**Written problem**
Filter the records below for the word "Ahead". Copy each line that holds it.
++++
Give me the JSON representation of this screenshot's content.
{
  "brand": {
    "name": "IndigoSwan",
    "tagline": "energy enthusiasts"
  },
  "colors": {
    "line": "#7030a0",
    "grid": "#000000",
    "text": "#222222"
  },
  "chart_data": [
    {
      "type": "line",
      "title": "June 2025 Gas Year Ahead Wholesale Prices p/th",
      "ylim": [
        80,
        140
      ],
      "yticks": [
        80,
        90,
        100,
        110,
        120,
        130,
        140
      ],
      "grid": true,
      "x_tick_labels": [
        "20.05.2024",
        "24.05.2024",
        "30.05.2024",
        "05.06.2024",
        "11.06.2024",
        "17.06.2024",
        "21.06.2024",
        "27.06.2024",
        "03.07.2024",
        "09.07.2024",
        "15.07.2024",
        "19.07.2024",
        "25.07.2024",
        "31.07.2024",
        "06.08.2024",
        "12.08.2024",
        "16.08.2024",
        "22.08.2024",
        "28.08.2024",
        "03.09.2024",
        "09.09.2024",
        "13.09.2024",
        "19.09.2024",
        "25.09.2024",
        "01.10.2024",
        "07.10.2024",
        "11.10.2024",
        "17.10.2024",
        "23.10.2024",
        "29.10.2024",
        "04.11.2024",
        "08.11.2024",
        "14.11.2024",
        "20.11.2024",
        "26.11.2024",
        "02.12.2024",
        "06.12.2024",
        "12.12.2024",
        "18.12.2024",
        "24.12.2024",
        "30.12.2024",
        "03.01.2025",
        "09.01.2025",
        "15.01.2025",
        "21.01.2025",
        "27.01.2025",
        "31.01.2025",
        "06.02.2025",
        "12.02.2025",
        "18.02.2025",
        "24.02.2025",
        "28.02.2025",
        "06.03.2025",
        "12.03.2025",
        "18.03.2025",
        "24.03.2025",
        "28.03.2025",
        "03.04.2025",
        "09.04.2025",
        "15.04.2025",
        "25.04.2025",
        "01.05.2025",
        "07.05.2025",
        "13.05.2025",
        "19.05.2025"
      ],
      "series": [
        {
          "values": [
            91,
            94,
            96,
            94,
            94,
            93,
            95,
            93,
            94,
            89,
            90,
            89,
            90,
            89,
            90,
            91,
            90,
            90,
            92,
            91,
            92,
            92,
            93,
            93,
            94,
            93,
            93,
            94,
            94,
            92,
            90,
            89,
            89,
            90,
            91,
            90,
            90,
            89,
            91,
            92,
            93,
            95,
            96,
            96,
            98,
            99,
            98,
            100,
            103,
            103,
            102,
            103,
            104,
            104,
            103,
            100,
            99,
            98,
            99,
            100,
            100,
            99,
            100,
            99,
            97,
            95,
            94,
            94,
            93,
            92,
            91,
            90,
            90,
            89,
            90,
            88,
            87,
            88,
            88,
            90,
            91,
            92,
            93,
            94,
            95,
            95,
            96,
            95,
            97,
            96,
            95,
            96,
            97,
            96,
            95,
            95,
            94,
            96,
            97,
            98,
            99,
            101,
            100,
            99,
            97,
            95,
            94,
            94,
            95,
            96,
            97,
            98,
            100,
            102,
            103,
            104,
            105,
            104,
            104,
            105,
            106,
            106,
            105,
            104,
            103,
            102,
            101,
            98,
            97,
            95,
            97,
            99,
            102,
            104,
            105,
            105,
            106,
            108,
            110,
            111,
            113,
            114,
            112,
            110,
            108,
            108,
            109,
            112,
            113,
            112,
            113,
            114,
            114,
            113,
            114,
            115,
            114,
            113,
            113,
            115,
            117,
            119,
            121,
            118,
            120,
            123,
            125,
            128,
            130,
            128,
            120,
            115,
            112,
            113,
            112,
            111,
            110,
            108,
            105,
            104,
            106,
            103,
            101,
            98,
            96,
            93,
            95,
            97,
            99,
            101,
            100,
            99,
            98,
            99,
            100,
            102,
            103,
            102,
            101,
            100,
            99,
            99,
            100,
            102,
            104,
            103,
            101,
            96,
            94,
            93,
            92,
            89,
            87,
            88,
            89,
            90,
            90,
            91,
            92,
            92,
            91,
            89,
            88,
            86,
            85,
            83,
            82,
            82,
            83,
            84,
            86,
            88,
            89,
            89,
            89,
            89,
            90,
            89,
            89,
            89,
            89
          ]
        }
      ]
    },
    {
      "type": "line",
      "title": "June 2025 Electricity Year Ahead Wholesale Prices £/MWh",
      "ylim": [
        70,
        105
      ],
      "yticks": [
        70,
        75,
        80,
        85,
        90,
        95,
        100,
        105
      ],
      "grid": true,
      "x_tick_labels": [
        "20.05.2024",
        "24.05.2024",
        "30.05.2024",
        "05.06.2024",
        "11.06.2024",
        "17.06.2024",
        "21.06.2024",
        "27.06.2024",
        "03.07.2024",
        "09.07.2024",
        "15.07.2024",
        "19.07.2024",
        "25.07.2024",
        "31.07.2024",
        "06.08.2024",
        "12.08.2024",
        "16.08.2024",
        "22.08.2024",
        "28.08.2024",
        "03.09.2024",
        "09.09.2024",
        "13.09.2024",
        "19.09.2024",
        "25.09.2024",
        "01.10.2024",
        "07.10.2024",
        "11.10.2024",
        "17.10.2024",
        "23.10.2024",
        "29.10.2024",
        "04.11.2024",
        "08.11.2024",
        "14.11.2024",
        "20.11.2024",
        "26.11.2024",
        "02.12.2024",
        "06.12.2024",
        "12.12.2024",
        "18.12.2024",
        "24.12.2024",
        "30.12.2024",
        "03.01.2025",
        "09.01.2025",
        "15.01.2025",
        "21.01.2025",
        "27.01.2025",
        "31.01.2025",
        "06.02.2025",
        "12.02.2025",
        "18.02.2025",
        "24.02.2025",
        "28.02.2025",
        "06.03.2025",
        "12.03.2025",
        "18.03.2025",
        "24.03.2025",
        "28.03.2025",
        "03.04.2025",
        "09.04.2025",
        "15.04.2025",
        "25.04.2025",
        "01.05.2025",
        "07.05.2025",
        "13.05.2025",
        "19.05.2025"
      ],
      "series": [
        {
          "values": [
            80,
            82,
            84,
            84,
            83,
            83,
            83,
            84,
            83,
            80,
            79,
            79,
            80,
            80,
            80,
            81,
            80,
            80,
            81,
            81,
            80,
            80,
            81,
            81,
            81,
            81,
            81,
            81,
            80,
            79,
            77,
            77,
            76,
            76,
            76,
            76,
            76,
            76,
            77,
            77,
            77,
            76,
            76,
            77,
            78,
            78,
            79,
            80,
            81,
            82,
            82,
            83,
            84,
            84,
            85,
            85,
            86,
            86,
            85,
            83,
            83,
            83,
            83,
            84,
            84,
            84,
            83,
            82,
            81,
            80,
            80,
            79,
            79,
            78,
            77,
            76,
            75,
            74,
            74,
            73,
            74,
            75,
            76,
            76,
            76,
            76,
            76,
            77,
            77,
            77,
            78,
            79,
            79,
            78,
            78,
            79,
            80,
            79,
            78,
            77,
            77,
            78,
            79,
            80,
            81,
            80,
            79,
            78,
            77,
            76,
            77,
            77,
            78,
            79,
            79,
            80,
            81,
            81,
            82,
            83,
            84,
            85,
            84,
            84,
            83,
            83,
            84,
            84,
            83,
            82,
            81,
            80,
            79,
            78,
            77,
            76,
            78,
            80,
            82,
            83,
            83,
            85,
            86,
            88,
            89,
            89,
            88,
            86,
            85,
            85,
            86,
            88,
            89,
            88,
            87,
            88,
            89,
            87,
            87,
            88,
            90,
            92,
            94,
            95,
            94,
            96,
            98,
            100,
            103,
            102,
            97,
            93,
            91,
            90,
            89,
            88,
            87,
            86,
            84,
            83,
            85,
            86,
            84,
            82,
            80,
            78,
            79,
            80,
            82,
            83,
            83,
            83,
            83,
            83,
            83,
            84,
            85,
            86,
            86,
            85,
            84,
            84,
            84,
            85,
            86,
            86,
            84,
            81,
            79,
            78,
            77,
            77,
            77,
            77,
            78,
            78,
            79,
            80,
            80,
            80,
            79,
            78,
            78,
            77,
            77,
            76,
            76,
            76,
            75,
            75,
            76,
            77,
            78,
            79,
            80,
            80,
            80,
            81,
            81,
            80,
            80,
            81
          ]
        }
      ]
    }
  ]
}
++++
**Output for this task**
      "title": "June 2025 Gas Year Ahead Wholesale Prices p/th",
      "title": "June 2025 Electricity Year Ahead Wholesale Prices £/MWh",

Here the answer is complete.